* BEGIN Data shown *

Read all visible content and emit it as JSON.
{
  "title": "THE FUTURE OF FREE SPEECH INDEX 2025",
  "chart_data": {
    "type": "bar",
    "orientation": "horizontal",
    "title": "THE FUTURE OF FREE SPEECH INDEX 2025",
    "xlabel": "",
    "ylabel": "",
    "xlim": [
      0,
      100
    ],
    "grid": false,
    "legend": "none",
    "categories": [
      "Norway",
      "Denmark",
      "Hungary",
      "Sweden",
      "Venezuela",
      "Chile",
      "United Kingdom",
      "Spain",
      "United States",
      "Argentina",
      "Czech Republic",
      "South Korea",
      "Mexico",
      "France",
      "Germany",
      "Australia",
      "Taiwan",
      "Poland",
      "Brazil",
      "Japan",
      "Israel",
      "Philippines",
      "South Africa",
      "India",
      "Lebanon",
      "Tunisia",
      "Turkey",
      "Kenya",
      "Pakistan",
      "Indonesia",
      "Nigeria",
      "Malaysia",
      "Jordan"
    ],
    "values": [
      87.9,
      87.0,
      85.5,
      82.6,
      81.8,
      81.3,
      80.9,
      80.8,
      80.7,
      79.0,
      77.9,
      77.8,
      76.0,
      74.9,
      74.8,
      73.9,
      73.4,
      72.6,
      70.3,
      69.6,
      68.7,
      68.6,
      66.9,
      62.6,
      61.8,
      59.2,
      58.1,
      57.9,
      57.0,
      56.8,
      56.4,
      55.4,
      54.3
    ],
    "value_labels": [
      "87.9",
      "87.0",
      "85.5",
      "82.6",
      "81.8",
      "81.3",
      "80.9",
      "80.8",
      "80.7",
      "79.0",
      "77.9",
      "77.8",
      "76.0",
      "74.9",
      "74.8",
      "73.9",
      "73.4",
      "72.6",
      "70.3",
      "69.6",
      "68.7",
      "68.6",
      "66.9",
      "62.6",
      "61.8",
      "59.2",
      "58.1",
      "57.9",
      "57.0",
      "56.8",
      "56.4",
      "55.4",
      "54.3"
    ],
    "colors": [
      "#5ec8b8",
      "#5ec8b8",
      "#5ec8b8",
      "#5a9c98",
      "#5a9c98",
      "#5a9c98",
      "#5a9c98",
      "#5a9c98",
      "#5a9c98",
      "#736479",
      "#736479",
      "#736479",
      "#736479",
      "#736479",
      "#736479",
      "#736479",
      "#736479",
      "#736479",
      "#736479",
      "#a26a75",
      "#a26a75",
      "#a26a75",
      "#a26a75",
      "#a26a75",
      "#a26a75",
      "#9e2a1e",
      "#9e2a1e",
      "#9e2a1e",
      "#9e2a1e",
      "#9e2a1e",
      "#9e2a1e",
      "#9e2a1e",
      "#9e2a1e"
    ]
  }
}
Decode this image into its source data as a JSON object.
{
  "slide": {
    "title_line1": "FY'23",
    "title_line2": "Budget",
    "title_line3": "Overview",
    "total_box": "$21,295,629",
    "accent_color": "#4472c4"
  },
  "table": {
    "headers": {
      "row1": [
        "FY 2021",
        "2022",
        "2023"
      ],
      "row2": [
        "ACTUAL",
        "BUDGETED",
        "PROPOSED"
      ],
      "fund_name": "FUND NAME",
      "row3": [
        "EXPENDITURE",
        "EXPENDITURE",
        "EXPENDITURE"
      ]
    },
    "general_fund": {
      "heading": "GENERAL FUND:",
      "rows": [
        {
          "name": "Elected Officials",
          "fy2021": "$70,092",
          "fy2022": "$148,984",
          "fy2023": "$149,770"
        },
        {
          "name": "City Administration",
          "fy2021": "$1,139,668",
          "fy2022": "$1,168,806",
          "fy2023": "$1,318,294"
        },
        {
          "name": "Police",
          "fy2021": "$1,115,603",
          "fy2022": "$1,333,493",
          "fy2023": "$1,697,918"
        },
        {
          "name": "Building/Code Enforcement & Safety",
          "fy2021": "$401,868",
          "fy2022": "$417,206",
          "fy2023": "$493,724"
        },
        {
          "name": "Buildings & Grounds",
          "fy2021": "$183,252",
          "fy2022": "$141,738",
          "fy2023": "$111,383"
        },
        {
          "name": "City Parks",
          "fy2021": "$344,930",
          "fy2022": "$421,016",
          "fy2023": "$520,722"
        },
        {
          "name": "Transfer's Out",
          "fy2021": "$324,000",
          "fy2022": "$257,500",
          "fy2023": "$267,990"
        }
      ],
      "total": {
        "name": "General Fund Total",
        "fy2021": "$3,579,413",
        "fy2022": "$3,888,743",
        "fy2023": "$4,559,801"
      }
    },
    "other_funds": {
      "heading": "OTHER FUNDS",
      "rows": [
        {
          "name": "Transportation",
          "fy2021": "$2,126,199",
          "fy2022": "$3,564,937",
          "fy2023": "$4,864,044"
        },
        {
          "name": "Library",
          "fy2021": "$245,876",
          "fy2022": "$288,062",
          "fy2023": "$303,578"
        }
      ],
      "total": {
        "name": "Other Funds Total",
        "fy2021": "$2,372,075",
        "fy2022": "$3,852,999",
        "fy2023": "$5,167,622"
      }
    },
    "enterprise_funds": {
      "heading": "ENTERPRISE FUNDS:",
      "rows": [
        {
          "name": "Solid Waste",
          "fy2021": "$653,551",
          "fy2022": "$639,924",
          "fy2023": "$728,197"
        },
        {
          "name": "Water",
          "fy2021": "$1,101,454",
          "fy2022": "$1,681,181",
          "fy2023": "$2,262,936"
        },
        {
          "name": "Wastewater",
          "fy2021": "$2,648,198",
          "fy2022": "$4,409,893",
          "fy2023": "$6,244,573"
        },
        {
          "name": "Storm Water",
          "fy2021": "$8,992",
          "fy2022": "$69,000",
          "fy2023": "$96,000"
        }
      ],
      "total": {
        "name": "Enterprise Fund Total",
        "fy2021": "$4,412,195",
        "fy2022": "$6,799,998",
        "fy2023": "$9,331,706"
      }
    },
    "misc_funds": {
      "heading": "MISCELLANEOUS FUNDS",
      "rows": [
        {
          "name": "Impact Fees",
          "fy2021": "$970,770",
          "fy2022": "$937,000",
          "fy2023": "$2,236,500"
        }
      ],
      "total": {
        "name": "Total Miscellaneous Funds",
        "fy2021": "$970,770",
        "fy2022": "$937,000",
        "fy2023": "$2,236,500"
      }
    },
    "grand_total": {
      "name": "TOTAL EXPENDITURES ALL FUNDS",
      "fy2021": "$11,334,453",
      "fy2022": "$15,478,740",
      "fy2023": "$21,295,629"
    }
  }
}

* END Data shown *

Requirement: From the listing, copy every line where the string "heading" appears.

Exercise answer:
      "heading": "GENERAL FUND:",
      "heading": "OTHER FUNDS",
      "heading": "ENTERPRISE FUNDS:",
      "heading": "MISCELLANEOUS FUNDS",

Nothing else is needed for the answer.